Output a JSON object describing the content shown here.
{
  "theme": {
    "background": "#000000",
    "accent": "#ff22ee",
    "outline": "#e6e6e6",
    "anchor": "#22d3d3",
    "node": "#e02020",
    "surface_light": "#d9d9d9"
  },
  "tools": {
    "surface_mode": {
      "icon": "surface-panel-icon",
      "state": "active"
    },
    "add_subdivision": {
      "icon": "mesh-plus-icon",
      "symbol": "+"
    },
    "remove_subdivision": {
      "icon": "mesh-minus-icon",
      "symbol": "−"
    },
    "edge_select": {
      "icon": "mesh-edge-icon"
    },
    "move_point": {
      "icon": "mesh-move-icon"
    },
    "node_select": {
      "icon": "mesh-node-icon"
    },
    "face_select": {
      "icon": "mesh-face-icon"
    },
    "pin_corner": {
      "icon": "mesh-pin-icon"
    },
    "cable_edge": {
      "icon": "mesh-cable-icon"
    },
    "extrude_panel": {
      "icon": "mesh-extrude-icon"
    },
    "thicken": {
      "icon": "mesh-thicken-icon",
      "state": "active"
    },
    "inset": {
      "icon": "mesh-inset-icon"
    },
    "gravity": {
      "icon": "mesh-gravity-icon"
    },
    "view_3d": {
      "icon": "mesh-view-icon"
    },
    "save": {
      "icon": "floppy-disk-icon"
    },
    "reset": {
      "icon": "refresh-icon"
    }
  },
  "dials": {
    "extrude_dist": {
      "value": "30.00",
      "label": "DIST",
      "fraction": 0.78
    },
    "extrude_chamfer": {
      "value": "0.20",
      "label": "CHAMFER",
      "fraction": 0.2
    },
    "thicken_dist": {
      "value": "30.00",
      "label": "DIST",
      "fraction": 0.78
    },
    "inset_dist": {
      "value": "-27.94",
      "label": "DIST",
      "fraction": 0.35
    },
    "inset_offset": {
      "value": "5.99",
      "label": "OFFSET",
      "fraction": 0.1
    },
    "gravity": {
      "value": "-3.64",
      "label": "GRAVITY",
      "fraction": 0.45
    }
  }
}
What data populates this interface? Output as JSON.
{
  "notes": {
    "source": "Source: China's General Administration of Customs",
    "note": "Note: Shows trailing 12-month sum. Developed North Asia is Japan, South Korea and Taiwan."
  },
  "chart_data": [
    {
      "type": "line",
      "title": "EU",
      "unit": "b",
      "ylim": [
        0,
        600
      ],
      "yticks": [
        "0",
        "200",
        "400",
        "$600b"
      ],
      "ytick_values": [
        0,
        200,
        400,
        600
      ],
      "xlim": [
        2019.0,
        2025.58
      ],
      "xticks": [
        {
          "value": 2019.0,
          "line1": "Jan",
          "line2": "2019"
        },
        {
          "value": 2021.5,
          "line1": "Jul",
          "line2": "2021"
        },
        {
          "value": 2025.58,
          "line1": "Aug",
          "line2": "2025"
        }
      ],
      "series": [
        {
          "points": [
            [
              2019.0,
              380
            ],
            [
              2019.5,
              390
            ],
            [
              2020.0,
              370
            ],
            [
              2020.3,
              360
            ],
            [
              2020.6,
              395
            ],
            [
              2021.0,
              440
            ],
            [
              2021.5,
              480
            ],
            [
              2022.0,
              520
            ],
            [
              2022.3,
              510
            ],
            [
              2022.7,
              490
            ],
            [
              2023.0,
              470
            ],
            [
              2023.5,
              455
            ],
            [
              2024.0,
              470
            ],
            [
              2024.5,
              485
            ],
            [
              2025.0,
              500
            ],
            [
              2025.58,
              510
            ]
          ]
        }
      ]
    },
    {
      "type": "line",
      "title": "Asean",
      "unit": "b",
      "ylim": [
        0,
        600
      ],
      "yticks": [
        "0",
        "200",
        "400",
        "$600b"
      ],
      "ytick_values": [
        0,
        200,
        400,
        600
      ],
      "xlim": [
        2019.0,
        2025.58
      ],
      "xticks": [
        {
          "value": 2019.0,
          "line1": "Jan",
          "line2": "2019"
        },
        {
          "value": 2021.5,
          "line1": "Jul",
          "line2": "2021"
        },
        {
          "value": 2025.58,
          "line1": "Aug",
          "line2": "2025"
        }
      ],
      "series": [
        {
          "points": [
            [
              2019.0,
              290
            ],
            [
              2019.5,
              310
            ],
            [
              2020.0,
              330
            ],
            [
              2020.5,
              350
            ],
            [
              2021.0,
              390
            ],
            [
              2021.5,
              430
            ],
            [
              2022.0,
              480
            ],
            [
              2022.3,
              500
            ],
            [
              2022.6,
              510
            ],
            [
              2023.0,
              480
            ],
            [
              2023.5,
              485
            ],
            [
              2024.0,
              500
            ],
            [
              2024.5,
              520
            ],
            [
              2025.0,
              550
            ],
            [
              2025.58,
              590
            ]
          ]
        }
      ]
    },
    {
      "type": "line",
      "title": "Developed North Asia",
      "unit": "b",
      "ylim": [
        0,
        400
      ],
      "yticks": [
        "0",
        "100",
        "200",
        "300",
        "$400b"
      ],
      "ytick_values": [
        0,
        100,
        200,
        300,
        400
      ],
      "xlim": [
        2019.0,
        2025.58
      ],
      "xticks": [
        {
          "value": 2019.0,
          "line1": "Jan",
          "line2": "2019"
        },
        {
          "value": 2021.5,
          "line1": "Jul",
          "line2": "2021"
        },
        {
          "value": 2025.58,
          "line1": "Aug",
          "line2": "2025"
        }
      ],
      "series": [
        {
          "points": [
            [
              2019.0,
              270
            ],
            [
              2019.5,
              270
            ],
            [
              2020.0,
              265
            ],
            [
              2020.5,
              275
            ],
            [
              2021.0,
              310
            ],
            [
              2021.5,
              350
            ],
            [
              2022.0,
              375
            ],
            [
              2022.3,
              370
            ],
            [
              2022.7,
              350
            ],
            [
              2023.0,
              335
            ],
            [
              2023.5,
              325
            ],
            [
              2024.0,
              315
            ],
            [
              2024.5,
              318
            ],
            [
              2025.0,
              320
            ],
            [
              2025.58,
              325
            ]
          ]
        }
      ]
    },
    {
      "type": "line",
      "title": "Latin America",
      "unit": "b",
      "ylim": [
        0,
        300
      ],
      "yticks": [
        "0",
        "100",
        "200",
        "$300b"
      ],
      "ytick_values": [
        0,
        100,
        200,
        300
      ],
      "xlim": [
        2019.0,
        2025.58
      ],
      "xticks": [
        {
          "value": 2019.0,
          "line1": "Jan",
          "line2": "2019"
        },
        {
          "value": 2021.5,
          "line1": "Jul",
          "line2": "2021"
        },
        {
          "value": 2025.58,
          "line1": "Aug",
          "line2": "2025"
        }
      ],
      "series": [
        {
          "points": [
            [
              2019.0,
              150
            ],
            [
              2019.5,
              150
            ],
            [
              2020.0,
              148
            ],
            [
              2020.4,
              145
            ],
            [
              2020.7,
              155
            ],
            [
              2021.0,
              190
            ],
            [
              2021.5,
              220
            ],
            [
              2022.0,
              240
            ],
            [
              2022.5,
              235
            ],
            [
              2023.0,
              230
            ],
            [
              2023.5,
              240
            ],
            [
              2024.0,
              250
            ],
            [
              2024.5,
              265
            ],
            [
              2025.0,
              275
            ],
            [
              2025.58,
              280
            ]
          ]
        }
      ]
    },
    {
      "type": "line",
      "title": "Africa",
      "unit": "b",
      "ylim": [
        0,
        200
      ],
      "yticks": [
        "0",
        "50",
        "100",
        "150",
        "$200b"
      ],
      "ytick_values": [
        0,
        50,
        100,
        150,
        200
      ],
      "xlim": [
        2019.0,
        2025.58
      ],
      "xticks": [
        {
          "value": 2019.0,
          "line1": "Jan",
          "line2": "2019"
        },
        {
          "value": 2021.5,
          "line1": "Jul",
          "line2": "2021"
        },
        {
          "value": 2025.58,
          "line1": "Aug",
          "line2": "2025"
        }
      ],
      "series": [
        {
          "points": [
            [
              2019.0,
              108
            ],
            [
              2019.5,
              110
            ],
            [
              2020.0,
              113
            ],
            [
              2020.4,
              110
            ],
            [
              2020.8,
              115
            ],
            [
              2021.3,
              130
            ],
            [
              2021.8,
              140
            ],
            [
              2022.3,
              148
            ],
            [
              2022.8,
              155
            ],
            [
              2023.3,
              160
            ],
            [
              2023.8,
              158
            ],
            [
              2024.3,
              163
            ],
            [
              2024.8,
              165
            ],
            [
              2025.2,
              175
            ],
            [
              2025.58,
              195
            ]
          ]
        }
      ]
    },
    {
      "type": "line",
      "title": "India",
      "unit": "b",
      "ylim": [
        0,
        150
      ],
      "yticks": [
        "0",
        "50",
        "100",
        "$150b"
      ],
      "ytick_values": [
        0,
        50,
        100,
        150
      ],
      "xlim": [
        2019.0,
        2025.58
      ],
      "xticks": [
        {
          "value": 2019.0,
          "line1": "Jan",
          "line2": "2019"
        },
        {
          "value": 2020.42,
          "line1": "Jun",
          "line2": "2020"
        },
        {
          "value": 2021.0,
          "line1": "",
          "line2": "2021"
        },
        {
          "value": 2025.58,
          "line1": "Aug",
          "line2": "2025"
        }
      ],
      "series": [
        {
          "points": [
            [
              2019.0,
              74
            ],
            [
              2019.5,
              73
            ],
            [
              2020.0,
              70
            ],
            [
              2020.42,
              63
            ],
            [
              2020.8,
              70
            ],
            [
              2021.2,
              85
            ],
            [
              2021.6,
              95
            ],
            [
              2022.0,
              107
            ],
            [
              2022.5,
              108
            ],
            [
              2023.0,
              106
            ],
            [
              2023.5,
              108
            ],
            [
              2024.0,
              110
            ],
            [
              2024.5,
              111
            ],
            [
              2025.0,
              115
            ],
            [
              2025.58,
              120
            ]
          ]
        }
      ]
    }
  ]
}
★ ★ ★
* GOAL *
Pull out the lines above in which the word "Asia" appears.

* ANSWER FOR THIS EXERCISE *
    "note": "Note: Shows trailing 12-month sum. Developed North Asia is Japan, South Korea and Taiwan."
      "title": "Developed North Asia",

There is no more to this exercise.